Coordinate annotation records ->
*****

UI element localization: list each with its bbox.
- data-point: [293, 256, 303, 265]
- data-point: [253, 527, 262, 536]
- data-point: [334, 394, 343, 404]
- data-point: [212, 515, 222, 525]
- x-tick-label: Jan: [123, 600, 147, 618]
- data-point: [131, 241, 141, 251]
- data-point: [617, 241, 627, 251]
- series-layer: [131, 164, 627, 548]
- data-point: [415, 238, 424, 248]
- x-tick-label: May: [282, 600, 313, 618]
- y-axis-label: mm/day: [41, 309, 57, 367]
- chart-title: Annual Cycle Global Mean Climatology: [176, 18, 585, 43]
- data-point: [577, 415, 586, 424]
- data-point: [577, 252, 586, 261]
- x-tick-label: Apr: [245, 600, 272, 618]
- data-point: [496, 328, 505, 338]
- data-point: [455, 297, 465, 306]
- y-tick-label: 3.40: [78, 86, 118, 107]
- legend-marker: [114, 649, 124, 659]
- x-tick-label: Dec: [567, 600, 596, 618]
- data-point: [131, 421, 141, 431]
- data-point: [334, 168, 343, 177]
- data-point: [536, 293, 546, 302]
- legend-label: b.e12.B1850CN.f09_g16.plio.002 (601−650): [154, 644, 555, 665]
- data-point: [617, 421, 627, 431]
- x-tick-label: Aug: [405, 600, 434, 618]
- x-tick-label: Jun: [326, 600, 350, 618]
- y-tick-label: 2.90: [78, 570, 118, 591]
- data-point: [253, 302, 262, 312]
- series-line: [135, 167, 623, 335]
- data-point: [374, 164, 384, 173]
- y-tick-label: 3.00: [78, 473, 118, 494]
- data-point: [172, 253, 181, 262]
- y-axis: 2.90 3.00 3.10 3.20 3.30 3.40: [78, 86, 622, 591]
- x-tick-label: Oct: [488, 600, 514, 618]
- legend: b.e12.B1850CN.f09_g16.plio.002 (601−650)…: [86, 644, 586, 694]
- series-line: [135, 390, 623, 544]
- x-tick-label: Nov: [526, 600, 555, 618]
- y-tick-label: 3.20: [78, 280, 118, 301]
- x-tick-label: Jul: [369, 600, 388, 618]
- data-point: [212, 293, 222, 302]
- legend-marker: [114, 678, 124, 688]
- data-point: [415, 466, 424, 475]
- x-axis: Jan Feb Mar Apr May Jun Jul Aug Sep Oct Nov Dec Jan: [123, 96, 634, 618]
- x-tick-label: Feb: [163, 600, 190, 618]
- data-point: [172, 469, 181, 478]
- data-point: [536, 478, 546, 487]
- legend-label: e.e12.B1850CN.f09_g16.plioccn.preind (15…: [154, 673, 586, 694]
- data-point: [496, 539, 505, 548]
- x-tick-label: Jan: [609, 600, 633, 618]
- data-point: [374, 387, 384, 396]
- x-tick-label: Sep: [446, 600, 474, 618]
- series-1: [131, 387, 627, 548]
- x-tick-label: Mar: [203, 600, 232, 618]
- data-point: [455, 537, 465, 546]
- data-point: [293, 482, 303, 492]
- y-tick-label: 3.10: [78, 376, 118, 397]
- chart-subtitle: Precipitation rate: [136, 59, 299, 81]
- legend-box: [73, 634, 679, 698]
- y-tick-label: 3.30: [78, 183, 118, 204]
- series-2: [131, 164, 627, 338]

*****

SET TASK ->
Rewrite the material so that "data-point" becomes "data-marker" everywhere it occurs. Leave every other character unchanged.

RESPONSE BELOW ->
UI element localization: list each with its bbox.
- data-marker: [293, 256, 303, 265]
- data-marker: [253, 527, 262, 536]
- data-marker: [334, 394, 343, 404]
- data-marker: [212, 515, 222, 525]
- x-tick-label: Jan: [123, 600, 147, 618]
- data-marker: [131, 241, 141, 251]
- data-marker: [617, 241, 627, 251]
- series-layer: [131, 164, 627, 548]
- data-marker: [415, 238, 424, 248]
- x-tick-label: May: [282, 600, 313, 618]
- y-axis-label: mm/day: [41, 309, 57, 367]
- chart-title: Annual Cycle Global Mean Climatology: [176, 18, 585, 43]
- data-marker: [577, 415, 586, 424]
- data-marker: [577, 252, 586, 261]
- x-tick-label: Apr: [245, 600, 272, 618]
- data-marker: [496, 328, 505, 338]
- data-marker: [455, 297, 465, 306]
- y-tick-label: 3.40: [78, 86, 118, 107]
- legend-marker: [114, 649, 124, 659]
- x-tick-label: Dec: [567, 600, 596, 618]
- data-marker: [131, 421, 141, 431]
- data-marker: [334, 168, 343, 177]
- data-marker: [536, 293, 546, 302]
- legend-label: b.e12.B1850CN.f09_g16.plio.002 (601−650): [154, 644, 555, 665]
- data-marker: [617, 421, 627, 431]
- x-tick-label: Aug: [405, 600, 434, 618]
- x-tick-label: Jun: [326, 600, 350, 618]
- y-tick-label: 2.90: [78, 570, 118, 591]
- data-marker: [253, 302, 262, 312]
- series-line: [135, 167, 623, 335]
- data-marker: [374, 164, 384, 173]
- y-tick-label: 3.00: [78, 473, 118, 494]
- data-marker: [172, 253, 181, 262]
- y-axis: 2.90 3.00 3.10 3.20 3.30 3.40: [78, 86, 622, 591]
- x-tick-label: Oct: [488, 600, 514, 618]
- legend: b.e12.B1850CN.f09_g16.plio.002 (601−650)…: [86, 644, 586, 694]
- series-line: [135, 390, 623, 544]
- x-tick-label: Nov: [526, 600, 555, 618]
- y-tick-label: 3.20: [78, 280, 118, 301]
- x-tick-label: Jul: [369, 600, 388, 618]
- data-marker: [212, 293, 222, 302]
- legend-marker: [114, 678, 124, 688]
- data-marker: [415, 466, 424, 475]
- x-axis: Jan Feb Mar Apr May Jun Jul Aug Sep Oct Nov Dec Jan: [123, 96, 634, 618]
- x-tick-label: Feb: [163, 600, 190, 618]
- data-marker: [172, 469, 181, 478]
- data-marker: [536, 478, 546, 487]
- legend-label: e.e12.B1850CN.f09_g16.plioccn.preind (15…: [154, 673, 586, 694]
- data-marker: [496, 539, 505, 548]
- x-tick-label: Jan: [609, 600, 633, 618]
- data-marker: [374, 387, 384, 396]
- x-tick-label: Sep: [446, 600, 474, 618]
- series-1: [131, 387, 627, 548]
- x-tick-label: Mar: [203, 600, 232, 618]
- data-marker: [455, 537, 465, 546]
- data-marker: [293, 482, 303, 492]
- y-tick-label: 3.10: [78, 376, 118, 397]
- chart-subtitle: Precipitation rate: [136, 59, 299, 81]
- legend-box: [73, 634, 679, 698]
- y-tick-label: 3.30: [78, 183, 118, 204]
- series-2: [131, 164, 627, 338]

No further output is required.